- _What needs to be done_
Output every record word for word.

Dataset entries
....

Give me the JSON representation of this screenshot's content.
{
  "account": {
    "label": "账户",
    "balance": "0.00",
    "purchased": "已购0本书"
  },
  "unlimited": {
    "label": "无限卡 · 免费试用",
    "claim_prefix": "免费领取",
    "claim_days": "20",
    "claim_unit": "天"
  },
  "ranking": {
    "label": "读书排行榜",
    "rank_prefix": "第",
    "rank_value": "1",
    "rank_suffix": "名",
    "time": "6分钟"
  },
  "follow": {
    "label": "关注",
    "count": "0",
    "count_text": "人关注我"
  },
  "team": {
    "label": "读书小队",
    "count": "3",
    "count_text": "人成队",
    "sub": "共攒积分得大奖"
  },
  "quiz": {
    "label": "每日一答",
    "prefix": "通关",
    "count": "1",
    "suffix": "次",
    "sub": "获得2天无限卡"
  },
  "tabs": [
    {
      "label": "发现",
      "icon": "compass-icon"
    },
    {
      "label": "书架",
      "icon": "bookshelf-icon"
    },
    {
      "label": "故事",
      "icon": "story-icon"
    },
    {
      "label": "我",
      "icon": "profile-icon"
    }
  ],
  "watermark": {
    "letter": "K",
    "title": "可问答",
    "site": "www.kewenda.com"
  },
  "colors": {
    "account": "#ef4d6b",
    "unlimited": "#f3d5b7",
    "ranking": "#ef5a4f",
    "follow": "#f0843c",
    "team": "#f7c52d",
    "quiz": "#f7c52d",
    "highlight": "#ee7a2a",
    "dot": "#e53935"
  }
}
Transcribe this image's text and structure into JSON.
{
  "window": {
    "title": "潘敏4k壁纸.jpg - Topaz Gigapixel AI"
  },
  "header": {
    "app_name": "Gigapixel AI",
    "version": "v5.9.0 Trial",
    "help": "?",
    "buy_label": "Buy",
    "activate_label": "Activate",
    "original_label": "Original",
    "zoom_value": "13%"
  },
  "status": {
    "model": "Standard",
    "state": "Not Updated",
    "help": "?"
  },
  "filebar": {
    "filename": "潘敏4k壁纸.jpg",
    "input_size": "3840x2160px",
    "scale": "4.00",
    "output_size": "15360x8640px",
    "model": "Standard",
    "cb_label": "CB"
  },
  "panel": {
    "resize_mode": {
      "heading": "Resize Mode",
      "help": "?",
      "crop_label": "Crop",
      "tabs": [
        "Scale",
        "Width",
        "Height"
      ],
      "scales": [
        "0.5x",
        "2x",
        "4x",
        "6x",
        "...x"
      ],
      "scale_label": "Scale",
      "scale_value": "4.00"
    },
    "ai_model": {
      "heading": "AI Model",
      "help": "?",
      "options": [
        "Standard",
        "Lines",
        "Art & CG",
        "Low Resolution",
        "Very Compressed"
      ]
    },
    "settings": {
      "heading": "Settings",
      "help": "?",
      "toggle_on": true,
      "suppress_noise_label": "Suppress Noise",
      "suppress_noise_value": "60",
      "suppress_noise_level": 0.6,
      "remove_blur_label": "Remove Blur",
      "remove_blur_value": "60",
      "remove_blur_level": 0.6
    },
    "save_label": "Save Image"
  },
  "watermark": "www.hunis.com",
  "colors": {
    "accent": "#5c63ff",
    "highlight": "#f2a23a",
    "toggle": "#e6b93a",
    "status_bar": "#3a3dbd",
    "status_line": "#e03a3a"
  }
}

....

- _Output of the exercise_
Give me the JSON representation of this screenshot's content.
{
  "account": {
    "label": "账户",
    "balance": "0.00",
    "purchased": "已购0本书"
  },
  "unlimited": {
    "label": "无限卡 · 免费试用",
    "claim_prefix": "免费领取",
    "claim_days": "20",
    "claim_unit": "天"
  },
  "ranking": {
    "label": "读书排行榜",
    "rank_prefix": "第",
    "rank_value": "1",
    "rank_suffix": "名",
    "time": "6分钟"
  },
  "follow": {
    "label": "关注",
    "count": "0",
    "count_text": "人关注我"
  },
  "team": {
    "label": "读书小队",
    "count": "3",
    "count_text": "人成队",
    "sub": "共攒积分得大奖"
  },
  "quiz": {
    "label": "每日一答",
    "prefix": "通关",
    "count": "1",
    "suffix": "次",
    "sub": "获得2天无限卡"
  },
  "tabs": [
    {
      "label": "发现",
      "icon": "compass-icon"
    },
    {
      "label": "书架",
      "icon": "bookshelf-icon"
    },
    {
      "label": "故事",
      "icon": "story-icon"
    },
    {
      "label": "我",
      "icon": "profile-icon"
    }
  ],
  "watermark": {
    "letter": "K",
    "title": "可问答",
    "site": "www.kewenda.com"
  },
  "colors": {
    "account": "#ef4d6b",
    "unlimited": "#f3d5b7",
    "ranking": "#ef5a4f",
    "follow": "#f0843c",
    "team": "#f7c52d",
    "quiz": "#f7c52d",
    "highlight": "#ee7a2a",
    "dot": "#e53935"
  }
}
Transcribe this image's text and structure into JSON.
{
  "window": {
    "title": "潘敏4k壁纸.jpg - Topaz Gigapixel AI"
  },
  "header": {
    "app_name": "Gigapixel AI",
    "version": "v5.9.0 Trial",
    "help": "?",
    "buy_label": "Buy",
    "activate_label": "Activate",
    "original_label": "Original",
    "zoom_value": "13%"
  },
  "status": {
    "model": "Standard",
    "state": "Not Updated",
    "help": "?"
  },
  "filebar": {
    "filename": "潘敏4k壁纸.jpg",
    "input_size": "3840x2160px",
    "scale": "4.00",
    "output_size": "15360x8640px",
    "model": "Standard",
    "cb_label": "CB"
  },
  "panel": {
    "resize_mode": {
      "heading": "Resize Mode",
      "help": "?",
      "crop_label": "Crop",
      "tabs": [
        "Scale",
        "Width",
        "Height"
      ],
      "scales": [
        "0.5x",
        "2x",
        "4x",
        "6x",
        "...x"
      ],
      "scale_label": "Scale",
      "scale_value": "4.00"
    },
    "ai_model": {
      "heading": "AI Model",
      "help": "?",
      "options": [
        "Standard",
        "Lines",
        "Art & CG",
        "Low Resolution",
        "Very Compressed"
      ]
    },
    "settings": {
      "heading": "Settings",
      "help": "?",
      "toggle_on": true,
      "suppress_noise_label": "Suppress Noise",
      "suppress_noise_value": "60",
      "suppress_noise_level": 0.6,
      "remove_blur_label": "Remove Blur",
      "remove_blur_value": "60",
      "remove_blur_level": 0.6
    },
    "save_label": "Save Image"
  },
  "watermark": "www.hunis.com",
  "colors": {
    "accent": "#5c63ff",
    "highlight": "#f2a23a",
    "toggle": "#e6b93a",
    "status_bar": "#3a3dbd",
    "status_line": "#e03a3a"
  }
}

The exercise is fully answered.